** start of INPUT MATERIAL **
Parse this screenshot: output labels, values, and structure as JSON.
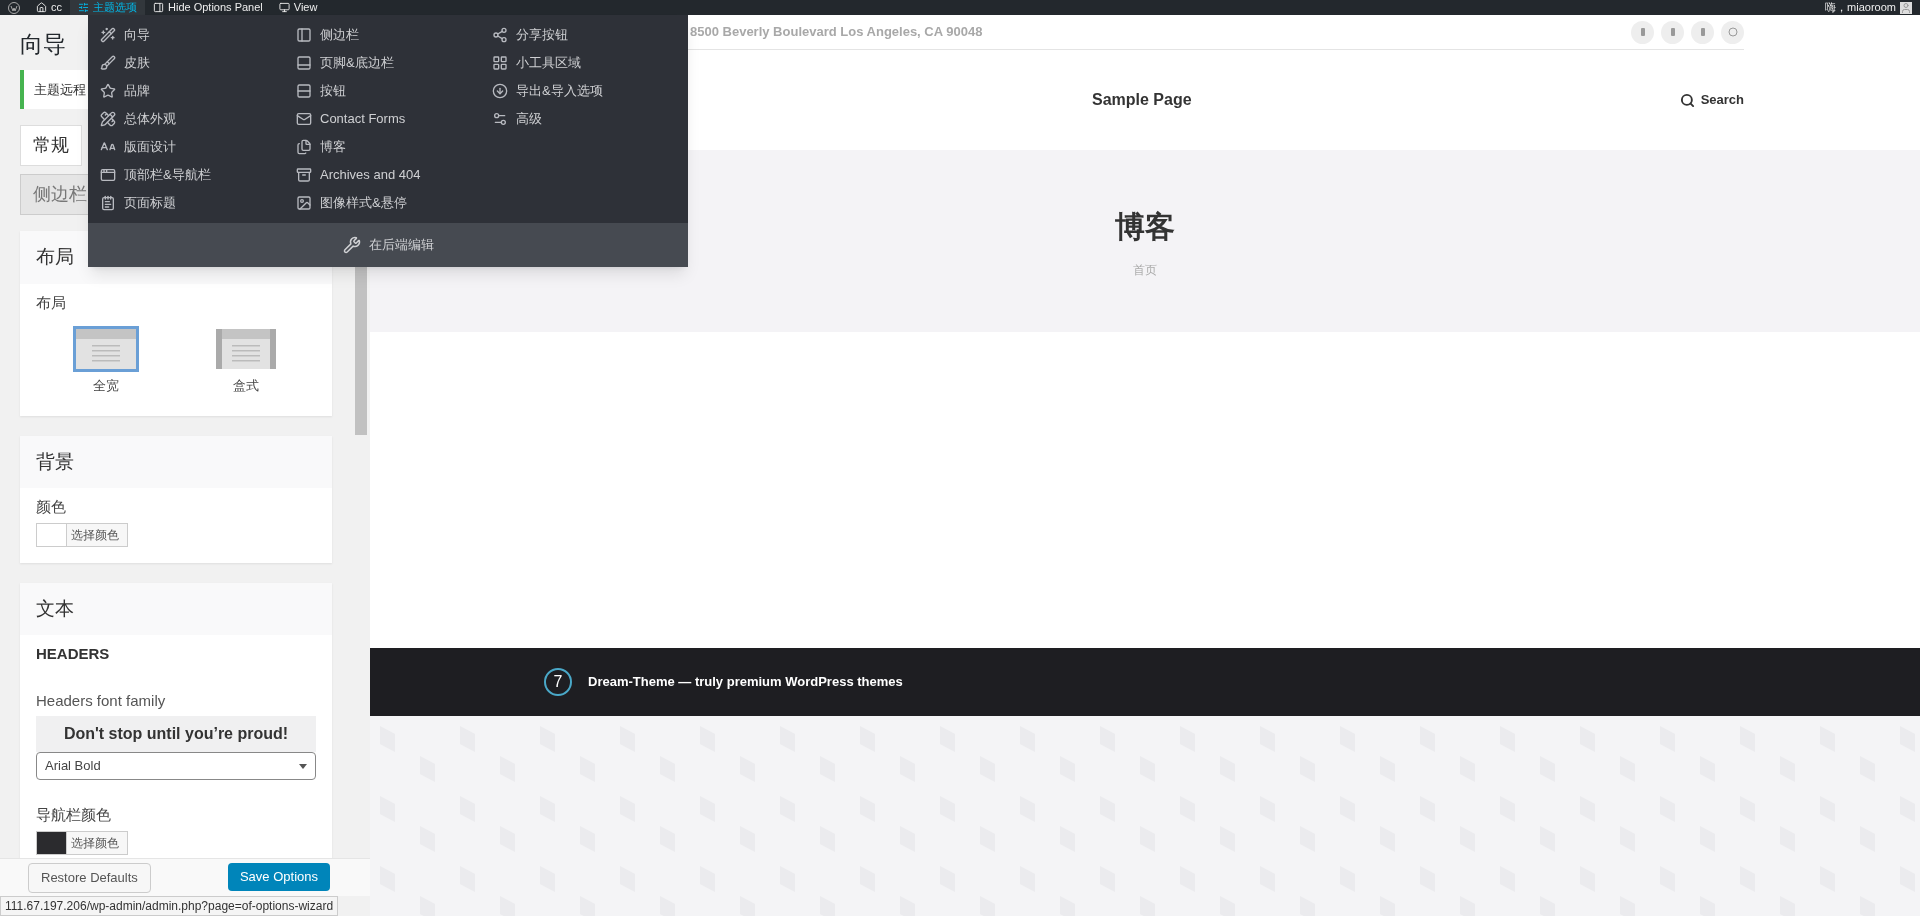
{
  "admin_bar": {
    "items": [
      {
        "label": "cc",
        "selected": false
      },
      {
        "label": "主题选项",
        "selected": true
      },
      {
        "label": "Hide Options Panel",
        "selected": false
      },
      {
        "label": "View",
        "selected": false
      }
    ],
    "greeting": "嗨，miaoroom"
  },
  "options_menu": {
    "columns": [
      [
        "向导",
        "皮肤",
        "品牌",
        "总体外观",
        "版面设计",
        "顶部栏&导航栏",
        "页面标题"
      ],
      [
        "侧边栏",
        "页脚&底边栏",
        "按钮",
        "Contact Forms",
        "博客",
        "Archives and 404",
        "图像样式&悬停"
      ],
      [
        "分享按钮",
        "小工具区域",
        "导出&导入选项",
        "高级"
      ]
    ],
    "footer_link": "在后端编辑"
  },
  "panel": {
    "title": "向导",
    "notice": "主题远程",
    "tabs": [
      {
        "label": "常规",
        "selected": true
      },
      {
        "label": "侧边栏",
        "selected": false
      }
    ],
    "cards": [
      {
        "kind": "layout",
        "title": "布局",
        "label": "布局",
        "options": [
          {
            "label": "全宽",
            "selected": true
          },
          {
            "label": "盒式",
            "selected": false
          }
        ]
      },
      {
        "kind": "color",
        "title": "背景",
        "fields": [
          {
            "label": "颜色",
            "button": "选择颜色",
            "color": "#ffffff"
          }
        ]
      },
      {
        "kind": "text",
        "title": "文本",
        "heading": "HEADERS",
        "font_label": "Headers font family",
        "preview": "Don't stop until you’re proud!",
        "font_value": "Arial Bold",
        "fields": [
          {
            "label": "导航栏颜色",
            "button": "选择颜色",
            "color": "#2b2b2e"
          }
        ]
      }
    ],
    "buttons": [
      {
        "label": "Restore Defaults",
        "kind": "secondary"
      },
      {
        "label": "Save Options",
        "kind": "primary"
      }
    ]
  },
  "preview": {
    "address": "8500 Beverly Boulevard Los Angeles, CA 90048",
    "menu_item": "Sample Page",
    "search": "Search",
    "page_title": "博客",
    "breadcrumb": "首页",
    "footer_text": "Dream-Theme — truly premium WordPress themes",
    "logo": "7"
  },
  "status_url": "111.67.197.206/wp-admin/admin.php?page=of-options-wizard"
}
** end of INPUT MATERIAL **
STATED TASK
Reproduce the data word for word, excluding its pictures.

RESULT
Parse this screenshot: output labels, values, and structure as JSON.
{
  "admin_bar": {
    "items": [
      {
        "label": "cc",
        "selected": false
      },
      {
        "label": "主题选项",
        "selected": true
      },
      {
        "label": "Hide Options Panel",
        "selected": false
      },
      {
        "label": "View",
        "selected": false
      }
    ],
    "greeting": "嗨，miaoroom"
  },
  "options_menu": {
    "columns": [
      [
        "向导",
        "皮肤",
        "品牌",
        "总体外观",
        "版面设计",
        "顶部栏&导航栏",
        "页面标题"
      ],
      [
        "侧边栏",
        "页脚&底边栏",
        "按钮",
        "Contact Forms",
        "博客",
        "Archives and 404",
        "图像样式&悬停"
      ],
      [
        "分享按钮",
        "小工具区域",
        "导出&导入选项",
        "高级"
      ]
    ],
    "footer_link": "在后端编辑"
  },
  "panel": {
    "title": "向导",
    "notice": "主题远程",
    "tabs": [
      {
        "label": "常规",
        "selected": true
      },
      {
        "label": "侧边栏",
        "selected": false
      }
    ],
    "cards": [
      {
        "kind": "layout",
        "title": "布局",
        "label": "布局",
        "options": [
          {
            "label": "全宽",
            "selected": true
          },
          {
            "label": "盒式",
            "selected": false
          }
        ]
      },
      {
        "kind": "color",
        "title": "背景",
        "fields": [
          {
            "label": "颜色",
            "button": "选择颜色",
            "color": "#ffffff"
          }
        ]
      },
      {
        "kind": "text",
        "title": "文本",
        "heading": "HEADERS",
        "font_label": "Headers font family",
        "preview": "Don't stop until you’re proud!",
        "font_value": "Arial Bold",
        "fields": [
          {
            "label": "导航栏颜色",
            "button": "选择颜色",
            "color": "#2b2b2e"
          }
        ]
      }
    ],
    "buttons": [
      {
        "label": "Restore Defaults",
        "kind": "secondary"
      },
      {
        "label": "Save Options",
        "kind": "primary"
      }
    ]
  },
  "preview": {
    "address": "8500 Beverly Boulevard Los Angeles, CA 90048",
    "menu_item": "Sample Page",
    "search": "Search",
    "page_title": "博客",
    "breadcrumb": "首页",
    "footer_text": "Dream-Theme — truly premium WordPress themes",
    "logo": "7"
  },
  "status_url": "111.67.197.206/wp-admin/admin.php?page=of-options-wizard"
}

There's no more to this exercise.